> Stated task:
Check every line of the entries below for the word "page", and copy the ones that have it.

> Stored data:
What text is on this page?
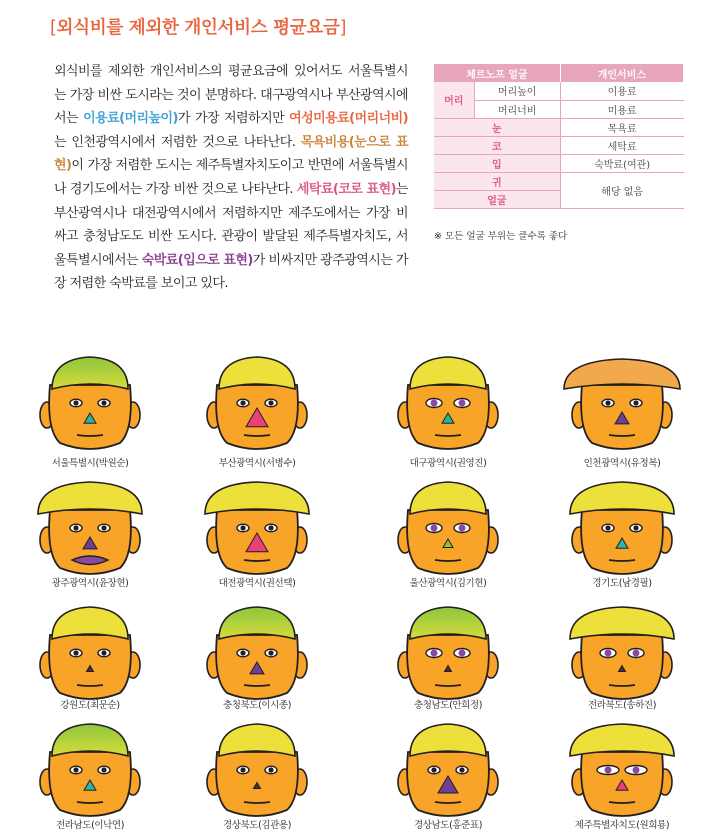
[외식비를 제외한 개인서비스 평균요금]
외식비를 제외한 개인서비스의 평균요금에 있어서도 서울특별시는 가장 비싼 도시라는 것이 분명하다. 대구광역시나 부산광역시에서는 이용료(머리높이)가 가장 저렴하지만 여성미용료(머리너비)는 인천광역시에서 저렴한 것으로 나타난다. 목욕비용(눈으로 표현)이 가장 저렴한 도시는 제주특별자치도이고 반면에 서울특별시나 경기도에서는 가장 비싼 것으로 나타난다. 세탁료(코로 표현)는 부산광역시나 대전광역시에서 저렴하지만 제주도에서는 가장 비싸고 충청남도도 비싼 도시다. 관광이 발달된 제주특별자치도, 서울특별시에서는 숙박료(입으로 표현)가 비싸지만 광주광역시는 가장 저렴한 숙박료를 보이고 있다.
체르노프 얼굴		개인서비스
머리	머리높이	이용료
	머리너비	미용료
눈		목욕료
코		세탁료
입		숙박료(여관)
귀		해당 없음
얼굴		
※ 모든 얼굴 부위는 클수록 좋다
서울특별시(박원순)	부산광역시(서병수)	대구광역시(권영진)	인천광역시(유정복)
광주광역시(윤장현)	대전광역시(권선택)	울산광역시(김기현)	경기도(남경필)
강원도(최문순)	충청북도(이시종)	충청남도(안희정)	전라북도(송하진)
전라남도(이낙연)	경상북도(김관용)	경상남도(홍준표)	제주특별자치도(원희룡)
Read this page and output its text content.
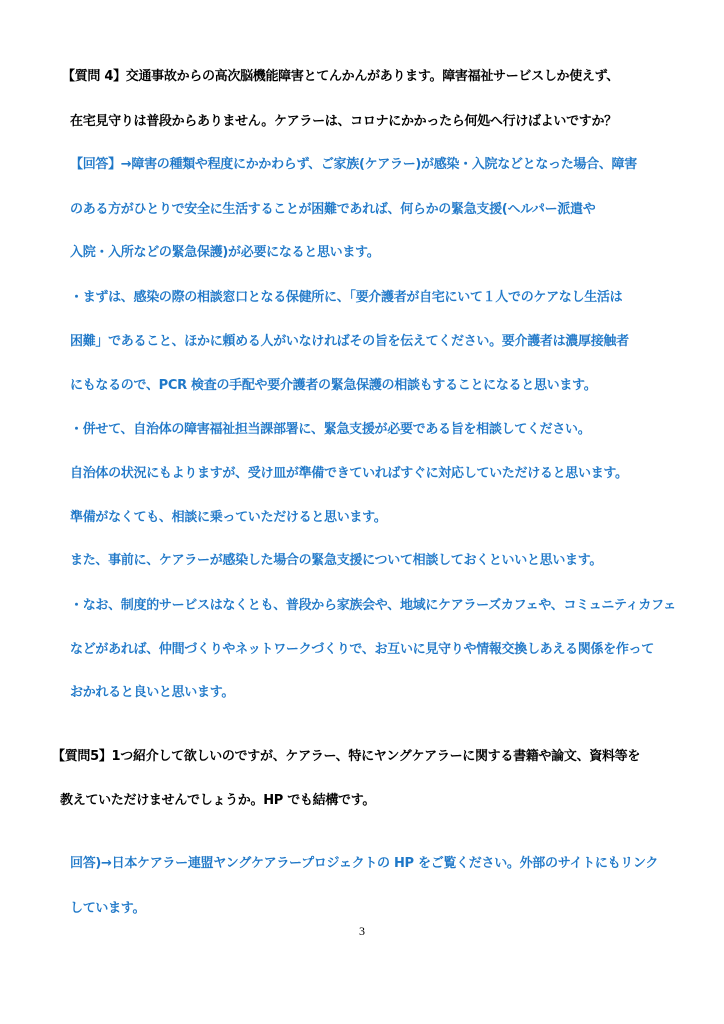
【質問 4】交通事故からの高次脳機能障害とてんかんがあります。障害福祉サービスしか使えず、
在宅見守りは普段からありません。ケアラーは、コロナにかかったら何処へ行けばよいですか？
【回答】→障害の種類や程度にかかわらず、ご家族(ケアラー)が感染・入院などとなった場合、障害
のある方がひとりで安全に生活することが困難であれば、何らかの緊急支援(ヘルパー派遣や
入院・入所などの緊急保護)が必要になると思います。
・まずは、感染の際の相談窓口となる保健所に、「要介護者が自宅にいて１人でのケアなし生活は
困難」であること、ほかに頼める人がいなければその旨を伝えてください。要介護者は濃厚接触者
にもなるので、PCR 検査の手配や要介護者の緊急保護の相談もすることになると思います。
・併せて、自治体の障害福祉担当課部署に、緊急支援が必要である旨を相談してください。
自治体の状況にもよりますが、受け皿が準備できていればすぐに対応していただけると思います。
準備がなくても、相談に乗っていただけると思います。
また、事前に、ケアラーが感染した場合の緊急支援について相談しておくといいと思います。
・なお、制度的サービスはなくとも、普段から家族会や、地域にケアラーズカフェや、コミュニティカフェ
などがあれば、仲間づくりやネットワークづくりで、お互いに見守りや情報交換しあえる関係を作って
おかれると良いと思います。
【質問5】1つ紹介して欲しいのですが、ケアラー、特にヤングケアラーに関する書籍や論文、資料等を
教えていただけませんでしょうか。HP でも結構です。
回答)→日本ケアラー連盟ヤングケアラープロジェクトの HP をご覧ください。外部のサイトにもリンク
しています。
3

> Task response:
What text is on this page?
Read this page and output its text content.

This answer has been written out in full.